▶

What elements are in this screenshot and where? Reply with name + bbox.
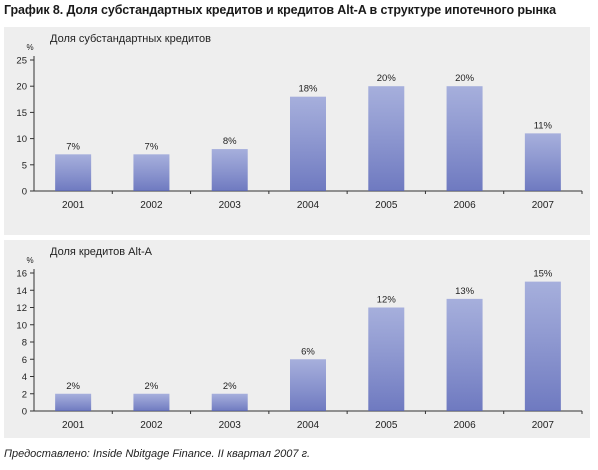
bar-chart-subprime: % 0 5 10 15 20 25 2001 7% 2002 7% 2003 8% 2004 18% 2005… [16,43,583,211]
data-label: 18% [298,84,318,95]
x-tick-label: 2001 [62,420,85,431]
bar-2001 [55,393,92,411]
source-note: Предоставлено: Inside Nbitgage Finance. … [4,448,311,460]
chart-title: Доля кредитов Alt-A [50,246,153,258]
y-tick-label: 2 [22,389,27,400]
x-tick-label: 2002 [140,200,163,211]
bar-2002 [133,154,170,191]
y-tick-label: 16 [16,269,27,280]
bar-2007 [524,281,561,411]
x-tick-label: 2005 [375,200,398,211]
y-tick-label: 5 [22,160,27,171]
y-tick-label: 14 [16,286,27,297]
bar-chart-alt-a: % 0 2 4 6 8 10 12 14 16 2001 2% 2002 2% 2003 2% 2004 6% 20… [16,256,583,431]
bar-2003 [211,393,248,411]
x-tick-label: 2003 [219,420,242,431]
x-tick-label: 2007 [532,420,555,431]
y-tick-label: 0 [22,187,27,198]
y-tick-label: 15 [16,108,27,119]
figure-title: График 8. Доля субстандартных кредитов и… [4,3,556,17]
y-tick-label: 6 [22,355,27,366]
x-tick-label: 2006 [453,200,476,211]
bar-2005 [368,307,405,411]
data-label: 8% [223,136,237,147]
data-label: 11% [534,120,553,131]
bar-2004 [290,96,326,191]
data-label: 7% [145,141,159,152]
bar-2004 [290,359,326,411]
y-tick-label: 10 [16,134,27,145]
chart-panel-subprime: Доля субстандартных кредитов % 0 5 10 15 20 25… [4,27,590,235]
y-tick-label: 10 [16,320,27,331]
bar-2003 [211,149,248,191]
x-tick-label: 2006 [453,420,476,431]
y-axis-unit: % [26,43,33,52]
x-tick-label: 2002 [140,420,163,431]
data-label: 7% [66,141,80,152]
y-tick-label: 0 [22,407,27,418]
x-tick-label: 2004 [297,200,320,211]
y-tick-label: 20 [16,82,27,93]
x-tick-label: 2007 [532,200,555,211]
bar-2005 [368,86,405,191]
chart-panel-alt-a: Доля кредитов Alt-A % 0 2 4 6 8 10 12 14 16 2001 2%… [4,240,590,438]
x-tick-label: 2005 [375,420,398,431]
bar-2006 [446,86,483,191]
bar-2007 [524,133,561,191]
y-axis-unit: % [26,256,33,265]
data-label: 6% [301,346,315,357]
x-tick-label: 2003 [219,200,242,211]
data-label: 2% [223,381,237,392]
data-label: 20% [377,73,397,84]
data-label: 2% [145,381,159,392]
data-label: 12% [377,295,397,306]
y-tick-label: 4 [22,372,27,383]
bar-2002 [133,393,170,411]
chart-title: Доля субстандартных кредитов [50,33,212,45]
x-tick-label: 2004 [297,420,320,431]
data-label: 15% [533,269,553,280]
y-tick-label: 25 [16,56,27,67]
y-tick-label: 8 [22,338,27,349]
data-label: 2% [66,381,80,392]
bar-2001 [55,154,92,191]
bar-2006 [446,298,483,411]
x-tick-label: 2001 [62,200,85,211]
data-label: 13% [455,286,475,297]
y-tick-label: 12 [16,303,27,314]
data-label: 20% [455,73,475,84]
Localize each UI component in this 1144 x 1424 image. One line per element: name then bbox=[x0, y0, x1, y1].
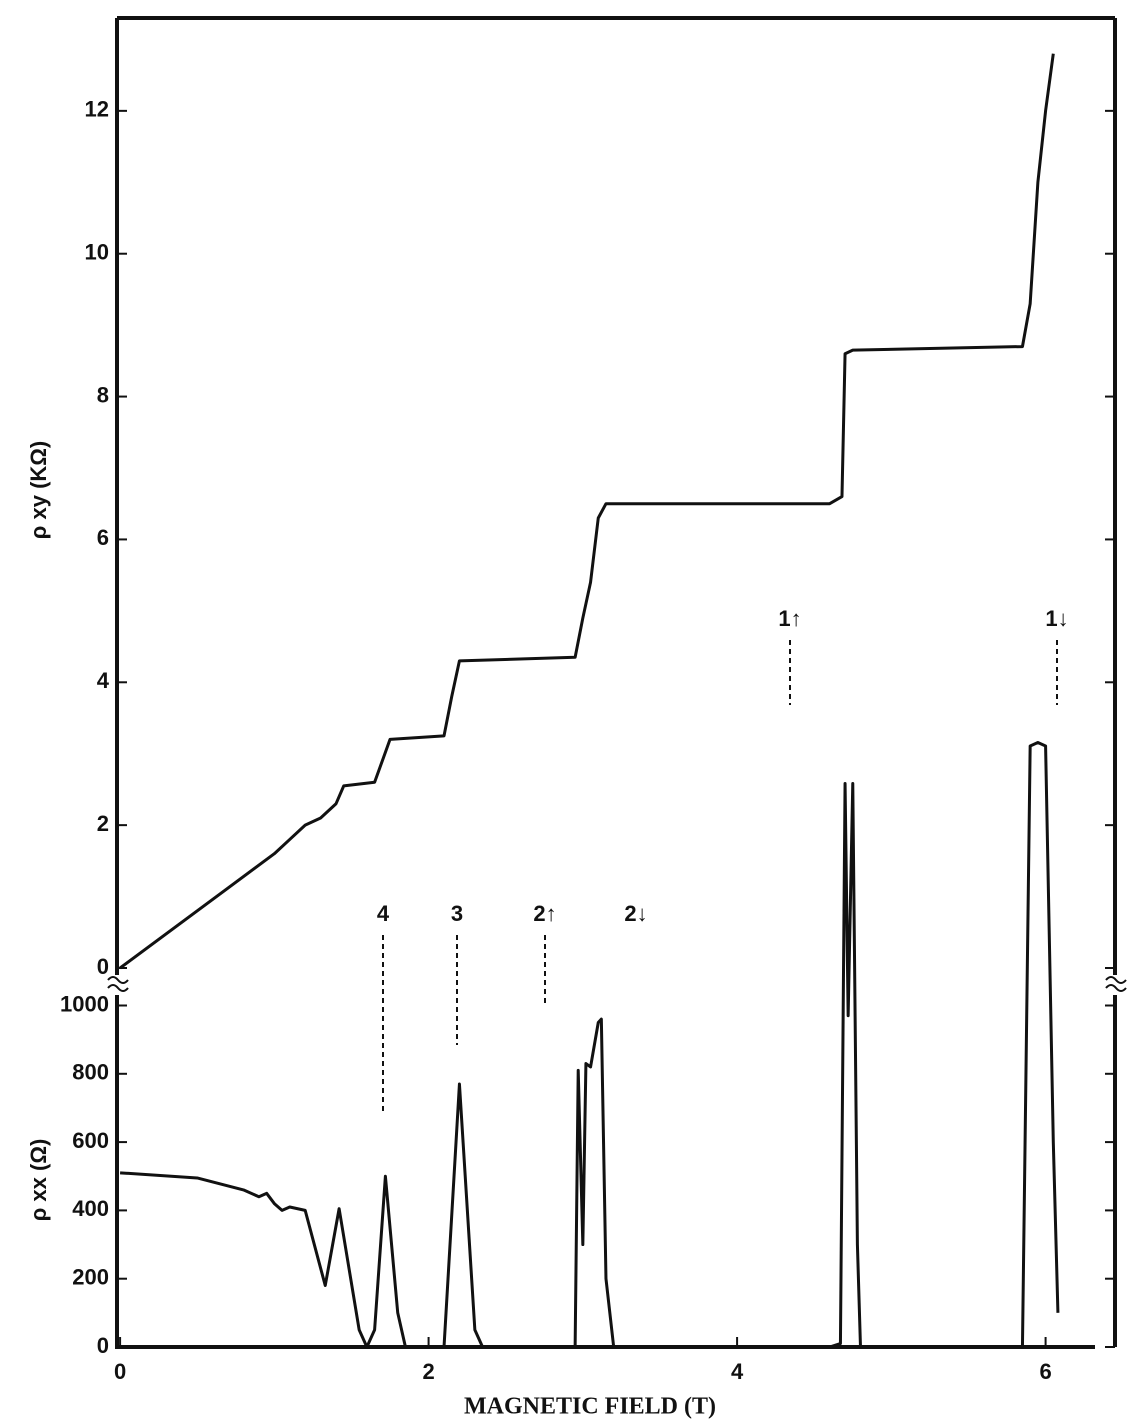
x-tick-label: 4 bbox=[731, 1359, 744, 1384]
annotation: 2↓ bbox=[624, 901, 647, 926]
data-line bbox=[119, 741, 1060, 1349]
y-axis-label: ρ xy (KΩ) bbox=[26, 441, 51, 539]
x-tick-label: 2 bbox=[422, 1359, 434, 1384]
data-line bbox=[119, 53, 1055, 970]
y-tick-label: 4 bbox=[97, 668, 110, 693]
annotation: 3 bbox=[451, 901, 463, 926]
x-tick-label: 6 bbox=[1039, 1359, 1051, 1384]
y-axis-label: ρ xx (Ω) bbox=[26, 1139, 51, 1222]
annotation: 2↑ bbox=[533, 901, 556, 926]
y-tick-label: 400 bbox=[72, 1196, 109, 1221]
y-tick-label: 200 bbox=[72, 1265, 109, 1290]
annotation: 1↓ bbox=[1045, 606, 1068, 631]
x-tick-label: 0 bbox=[114, 1359, 126, 1384]
frame bbox=[115, 16, 1117, 1349]
y-tick-label: 1000 bbox=[60, 991, 109, 1016]
y-tick-label: 0 bbox=[97, 1333, 109, 1358]
y-tick-label: 600 bbox=[72, 1128, 109, 1153]
y-tick-label: 2 bbox=[97, 811, 109, 836]
annotation: 4 bbox=[377, 901, 390, 926]
y-tick-label: 12 bbox=[85, 97, 109, 122]
y-tick-label: 10 bbox=[85, 240, 109, 265]
annotation: 1↑ bbox=[778, 606, 801, 631]
x-axis-label: MAGNETIC FIELD (T) bbox=[464, 1394, 716, 1420]
y-tick-label: 6 bbox=[97, 525, 109, 550]
y-tick-label: 8 bbox=[97, 382, 109, 407]
axis-break bbox=[107, 976, 1127, 992]
y-tick-label: 0 bbox=[97, 954, 109, 979]
y-tick-label: 800 bbox=[72, 1060, 109, 1085]
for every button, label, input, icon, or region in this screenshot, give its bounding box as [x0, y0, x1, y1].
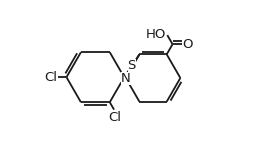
Text: Cl: Cl [108, 111, 121, 124]
Text: S: S [128, 59, 136, 72]
Text: Cl: Cl [44, 71, 57, 84]
Text: N: N [121, 71, 131, 85]
Text: O: O [182, 38, 193, 51]
Text: HO: HO [145, 28, 166, 41]
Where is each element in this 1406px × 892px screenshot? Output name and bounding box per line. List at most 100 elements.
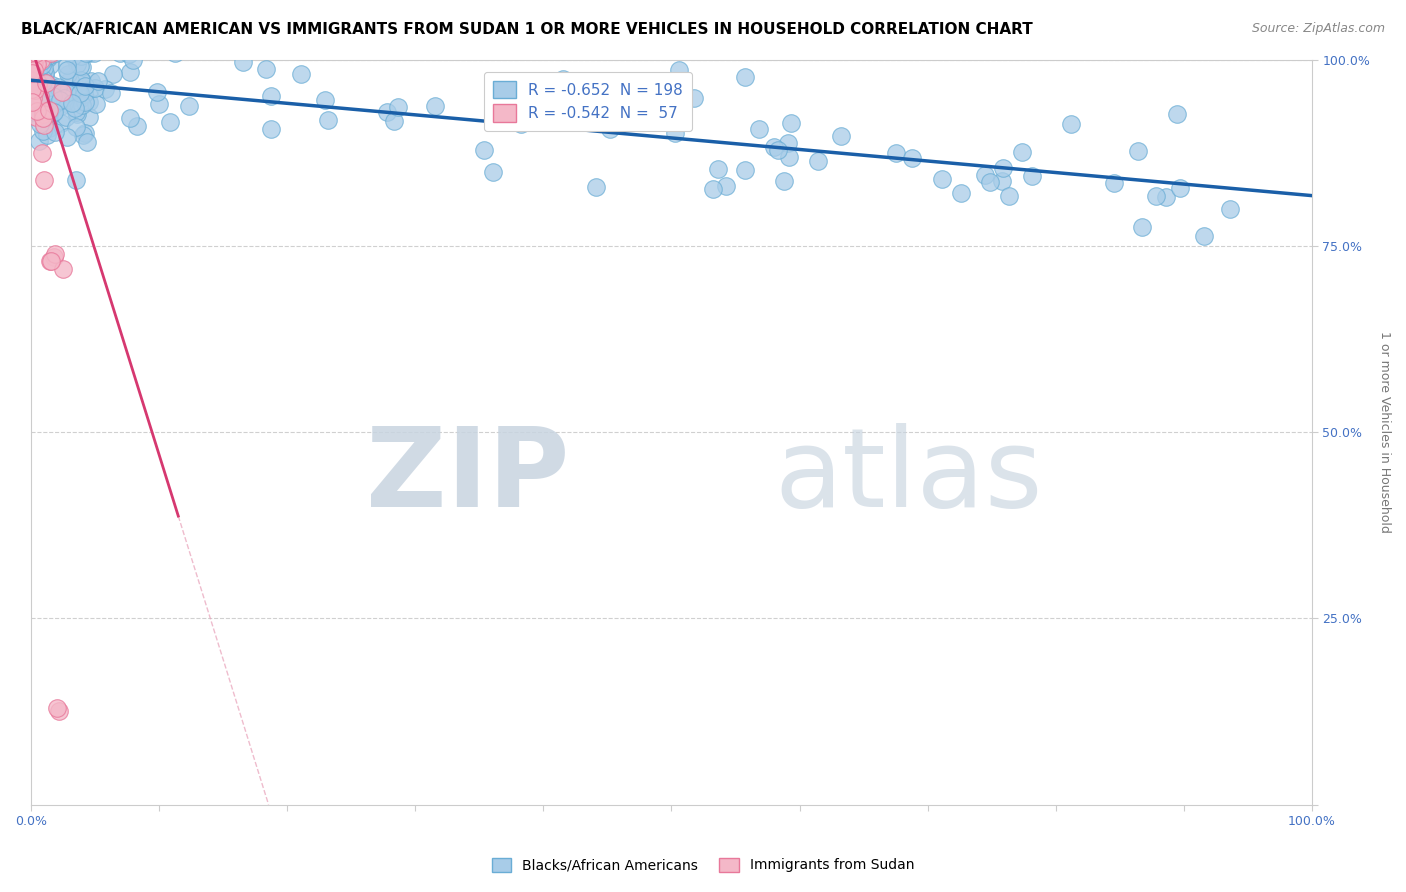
Point — [62, 45, 84, 60]
Point — [28, 53, 51, 67]
Point — [28, 45, 51, 60]
Point — [21, 88, 44, 103]
Point — [27, 104, 49, 119]
Point — [75, 95, 97, 109]
Point — [21, 65, 44, 79]
Point — [79, 82, 101, 96]
Point — [830, 128, 852, 143]
Point — [28, 45, 51, 60]
Point — [159, 115, 181, 129]
Point — [27, 45, 49, 60]
Point — [20, 104, 42, 119]
Point — [21, 45, 44, 60]
Point — [32, 72, 55, 87]
Point — [20, 45, 42, 60]
Point — [70, 73, 93, 87]
Point — [44, 45, 66, 60]
Point — [41, 107, 63, 121]
Point — [585, 180, 607, 194]
Point — [35, 45, 58, 60]
Point — [1144, 189, 1167, 203]
Point — [32, 119, 55, 133]
Point — [314, 93, 336, 107]
Point — [20, 56, 42, 70]
Text: atlas: atlas — [773, 424, 1042, 531]
Point — [375, 104, 398, 119]
Point — [27, 78, 49, 93]
Point — [35, 45, 58, 60]
Point — [24, 83, 46, 97]
Point — [991, 174, 1014, 188]
Point — [734, 70, 756, 84]
Point — [610, 95, 633, 110]
Point — [1130, 220, 1153, 235]
Point — [31, 103, 53, 118]
Point — [28, 88, 51, 103]
Point — [34, 76, 56, 90]
Point — [66, 107, 89, 121]
Point — [55, 111, 77, 125]
Point — [60, 96, 83, 111]
Point — [31, 54, 53, 69]
Point — [56, 86, 79, 100]
Point — [165, 45, 187, 60]
Point — [32, 51, 55, 65]
Point — [42, 105, 65, 120]
Point — [51, 85, 73, 99]
Point — [39, 48, 62, 62]
Point — [22, 86, 45, 100]
Point — [34, 104, 56, 119]
Legend: Blacks/African Americans, Immigrants from Sudan: Blacks/African Americans, Immigrants fro… — [486, 852, 920, 878]
Point — [37, 51, 59, 65]
Point — [52, 261, 75, 276]
Point — [70, 97, 93, 112]
Point — [24, 66, 46, 80]
Y-axis label: 1 or more Vehicles in Household: 1 or more Vehicles in Household — [1378, 332, 1391, 533]
Point — [664, 126, 686, 140]
Point — [1166, 107, 1188, 121]
Point — [1168, 180, 1191, 194]
Point — [588, 84, 610, 98]
Point — [59, 72, 82, 87]
Point — [25, 45, 48, 60]
Point — [24, 110, 46, 124]
Point — [25, 45, 48, 60]
Point — [24, 45, 46, 60]
Point — [714, 178, 737, 193]
Point — [60, 45, 83, 60]
Point — [69, 73, 91, 87]
Point — [28, 48, 51, 62]
Legend: R = -0.652  N = 198, R = -0.542  N =  57: R = -0.652 N = 198, R = -0.542 N = 57 — [484, 71, 692, 131]
Point — [22, 89, 45, 103]
Text: Source: ZipAtlas.com: Source: ZipAtlas.com — [1251, 22, 1385, 36]
Point — [48, 705, 70, 719]
Point — [423, 99, 446, 113]
Point — [22, 87, 45, 101]
Point — [24, 45, 46, 60]
Point — [382, 114, 405, 128]
Point — [776, 136, 799, 151]
Point — [778, 151, 800, 165]
Point — [32, 173, 55, 187]
Point — [38, 45, 60, 60]
Point — [148, 97, 170, 112]
Point — [21, 95, 44, 110]
Point — [707, 161, 730, 176]
Point — [762, 139, 785, 153]
Point — [32, 61, 55, 75]
Point — [1011, 145, 1033, 160]
Point — [65, 104, 87, 119]
Point — [69, 86, 91, 100]
Point — [87, 74, 110, 88]
Point — [979, 175, 1001, 189]
Point — [39, 254, 62, 268]
Point — [884, 146, 907, 161]
Point — [31, 58, 53, 72]
Point — [65, 95, 87, 109]
Point — [513, 95, 536, 109]
Point — [52, 91, 75, 105]
Point — [77, 95, 100, 110]
Point — [21, 95, 44, 110]
Point — [260, 88, 283, 103]
Point — [31, 98, 53, 112]
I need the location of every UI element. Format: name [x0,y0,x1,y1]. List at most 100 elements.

◀

The request => Can you copy the listing word for word, from the line with "Text: Cl: Cl [108, 111, 121, 124]" up to and including the line with "Where is each"?

Result below =>
Text: Cl: Cl [108, 111, 121, 124]
Text: S: S [128, 59, 136, 72]
Text: Cl: Cl [44, 71, 57, 84]
Text: N: N [121, 71, 131, 85]
Text: O: O [182, 38, 193, 51]
Text: HO: HO [145, 28, 166, 41]
Where is each element in this 1406px × 892px screenshot? Output name and bounding box per line. List at most 100 elements.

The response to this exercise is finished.